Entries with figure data
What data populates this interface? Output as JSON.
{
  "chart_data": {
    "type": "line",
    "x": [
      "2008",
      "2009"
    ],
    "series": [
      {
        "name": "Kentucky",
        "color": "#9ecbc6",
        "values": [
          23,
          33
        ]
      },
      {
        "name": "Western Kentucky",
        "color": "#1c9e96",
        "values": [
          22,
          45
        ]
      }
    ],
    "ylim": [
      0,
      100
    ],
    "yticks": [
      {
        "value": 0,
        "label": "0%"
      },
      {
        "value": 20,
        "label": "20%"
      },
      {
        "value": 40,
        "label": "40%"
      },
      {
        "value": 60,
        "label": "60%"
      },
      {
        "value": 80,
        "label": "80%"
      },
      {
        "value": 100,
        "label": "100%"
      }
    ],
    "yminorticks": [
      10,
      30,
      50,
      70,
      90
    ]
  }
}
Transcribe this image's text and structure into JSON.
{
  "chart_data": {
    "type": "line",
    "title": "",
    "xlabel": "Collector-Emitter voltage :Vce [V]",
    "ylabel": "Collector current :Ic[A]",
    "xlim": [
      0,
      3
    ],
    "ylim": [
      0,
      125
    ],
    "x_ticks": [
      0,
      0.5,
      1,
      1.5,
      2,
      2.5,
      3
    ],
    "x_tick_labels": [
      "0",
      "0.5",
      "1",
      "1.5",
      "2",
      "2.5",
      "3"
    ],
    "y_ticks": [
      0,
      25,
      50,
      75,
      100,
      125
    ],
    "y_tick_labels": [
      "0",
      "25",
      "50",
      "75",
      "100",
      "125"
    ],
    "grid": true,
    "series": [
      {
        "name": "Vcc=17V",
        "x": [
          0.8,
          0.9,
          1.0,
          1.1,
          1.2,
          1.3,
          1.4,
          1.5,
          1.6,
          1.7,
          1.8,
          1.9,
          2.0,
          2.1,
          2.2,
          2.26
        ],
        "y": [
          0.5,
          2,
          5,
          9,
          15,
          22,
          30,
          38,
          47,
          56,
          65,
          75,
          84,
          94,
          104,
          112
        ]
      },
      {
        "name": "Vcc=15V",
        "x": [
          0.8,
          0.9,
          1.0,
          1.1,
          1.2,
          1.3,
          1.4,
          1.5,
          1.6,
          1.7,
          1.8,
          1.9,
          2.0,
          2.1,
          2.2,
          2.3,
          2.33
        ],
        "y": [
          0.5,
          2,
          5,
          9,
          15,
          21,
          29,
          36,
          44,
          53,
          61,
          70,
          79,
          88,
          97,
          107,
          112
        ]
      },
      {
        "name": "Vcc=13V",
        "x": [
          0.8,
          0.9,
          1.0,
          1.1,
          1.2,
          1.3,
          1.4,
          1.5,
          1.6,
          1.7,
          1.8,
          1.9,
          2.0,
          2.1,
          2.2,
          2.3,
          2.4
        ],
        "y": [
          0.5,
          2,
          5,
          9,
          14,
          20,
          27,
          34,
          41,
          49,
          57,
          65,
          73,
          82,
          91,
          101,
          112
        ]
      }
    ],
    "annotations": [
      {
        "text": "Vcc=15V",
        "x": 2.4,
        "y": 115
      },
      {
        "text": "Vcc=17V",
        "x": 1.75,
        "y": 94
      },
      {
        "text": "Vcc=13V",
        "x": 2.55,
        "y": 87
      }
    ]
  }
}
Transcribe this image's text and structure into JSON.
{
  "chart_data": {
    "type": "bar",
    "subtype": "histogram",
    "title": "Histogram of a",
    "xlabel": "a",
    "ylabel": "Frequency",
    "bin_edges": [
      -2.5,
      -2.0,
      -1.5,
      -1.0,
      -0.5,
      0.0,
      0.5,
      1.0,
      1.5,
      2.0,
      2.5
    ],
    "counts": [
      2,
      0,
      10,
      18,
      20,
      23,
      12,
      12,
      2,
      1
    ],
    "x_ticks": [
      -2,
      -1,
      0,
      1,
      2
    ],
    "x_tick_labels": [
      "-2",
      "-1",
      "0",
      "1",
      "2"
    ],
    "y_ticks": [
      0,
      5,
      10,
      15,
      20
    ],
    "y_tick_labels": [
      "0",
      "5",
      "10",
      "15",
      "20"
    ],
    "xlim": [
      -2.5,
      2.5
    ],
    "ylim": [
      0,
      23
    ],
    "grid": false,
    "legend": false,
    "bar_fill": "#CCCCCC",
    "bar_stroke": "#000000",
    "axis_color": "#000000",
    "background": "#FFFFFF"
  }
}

• Task statement: Transcribe every line of the data, exactly as it stands.

• Solution below:
What data populates this interface? Output as JSON.
{
  "chart_data": {
    "type": "line",
    "x": [
      "2008",
      "2009"
    ],
    "series": [
      {
        "name": "Kentucky",
        "color": "#9ecbc6",
        "values": [
          23,
          33
        ]
      },
      {
        "name": "Western Kentucky",
        "color": "#1c9e96",
        "values": [
          22,
          45
        ]
      }
    ],
    "ylim": [
      0,
      100
    ],
    "yticks": [
      {
        "value": 0,
        "label": "0%"
      },
      {
        "value": 20,
        "label": "20%"
      },
      {
        "value": 40,
        "label": "40%"
      },
      {
        "value": 60,
        "label": "60%"
      },
      {
        "value": 80,
        "label": "80%"
      },
      {
        "value": 100,
        "label": "100%"
      }
    ],
    "yminorticks": [
      10,
      30,
      50,
      70,
      90
    ]
  }
}
Transcribe this image's text and structure into JSON.
{
  "chart_data": {
    "type": "line",
    "title": "",
    "xlabel": "Collector-Emitter voltage :Vce [V]",
    "ylabel": "Collector current :Ic[A]",
    "xlim": [
      0,
      3
    ],
    "ylim": [
      0,
      125
    ],
    "x_ticks": [
      0,
      0.5,
      1,
      1.5,
      2,
      2.5,
      3
    ],
    "x_tick_labels": [
      "0",
      "0.5",
      "1",
      "1.5",
      "2",
      "2.5",
      "3"
    ],
    "y_ticks": [
      0,
      25,
      50,
      75,
      100,
      125
    ],
    "y_tick_labels": [
      "0",
      "25",
      "50",
      "75",
      "100",
      "125"
    ],
    "grid": true,
    "series": [
      {
        "name": "Vcc=17V",
        "x": [
          0.8,
          0.9,
          1.0,
          1.1,
          1.2,
          1.3,
          1.4,
          1.5,
          1.6,
          1.7,
          1.8,
          1.9,
          2.0,
          2.1,
          2.2,
          2.26
        ],
        "y": [
          0.5,
          2,
          5,
          9,
          15,
          22,
          30,
          38,
          47,
          56,
          65,
          75,
          84,
          94,
          104,
          112
        ]
      },
      {
        "name": "Vcc=15V",
        "x": [
          0.8,
          0.9,
          1.0,
          1.1,
          1.2,
          1.3,
          1.4,
          1.5,
          1.6,
          1.7,
          1.8,
          1.9,
          2.0,
          2.1,
          2.2,
          2.3,
          2.33
        ],
        "y": [
          0.5,
          2,
          5,
          9,
          15,
          21,
          29,
          36,
          44,
          53,
          61,
          70,
          79,
          88,
          97,
          107,
          112
        ]
      },
      {
        "name": "Vcc=13V",
        "x": [
          0.8,
          0.9,
          1.0,
          1.1,
          1.2,
          1.3,
          1.4,
          1.5,
          1.6,
          1.7,
          1.8,
          1.9,
          2.0,
          2.1,
          2.2,
          2.3,
          2.4
        ],
        "y": [
          0.5,
          2,
          5,
          9,
          14,
          20,
          27,
          34,
          41,
          49,
          57,
          65,
          73,
          82,
          91,
          101,
          112
        ]
      }
    ],
    "annotations": [
      {
        "text": "Vcc=15V",
        "x": 2.4,
        "y": 115
      },
      {
        "text": "Vcc=17V",
        "x": 1.75,
        "y": 94
      },
      {
        "text": "Vcc=13V",
        "x": 2.55,
        "y": 87
      }
    ]
  }
}
Transcribe this image's text and structure into JSON.
{
  "chart_data": {
    "type": "bar",
    "subtype": "histogram",
    "title": "Histogram of a",
    "xlabel": "a",
    "ylabel": "Frequency",
    "bin_edges": [
      -2.5,
      -2.0,
      -1.5,
      -1.0,
      -0.5,
      0.0,
      0.5,
      1.0,
      1.5,
      2.0,
      2.5
    ],
    "counts": [
      2,
      0,
      10,
      18,
      20,
      23,
      12,
      12,
      2,
      1
    ],
    "x_ticks": [
      -2,
      -1,
      0,
      1,
      2
    ],
    "x_tick_labels": [
      "-2",
      "-1",
      "0",
      "1",
      "2"
    ],
    "y_ticks": [
      0,
      5,
      10,
      15,
      20
    ],
    "y_tick_labels": [
      "0",
      "5",
      "10",
      "15",
      "20"
    ],
    "xlim": [
      -2.5,
      2.5
    ],
    "ylim": [
      0,
      23
    ],
    "grid": false,
    "legend": false,
    "bar_fill": "#CCCCCC",
    "bar_stroke": "#000000",
    "axis_color": "#000000",
    "background": "#FFFFFF"
  }
}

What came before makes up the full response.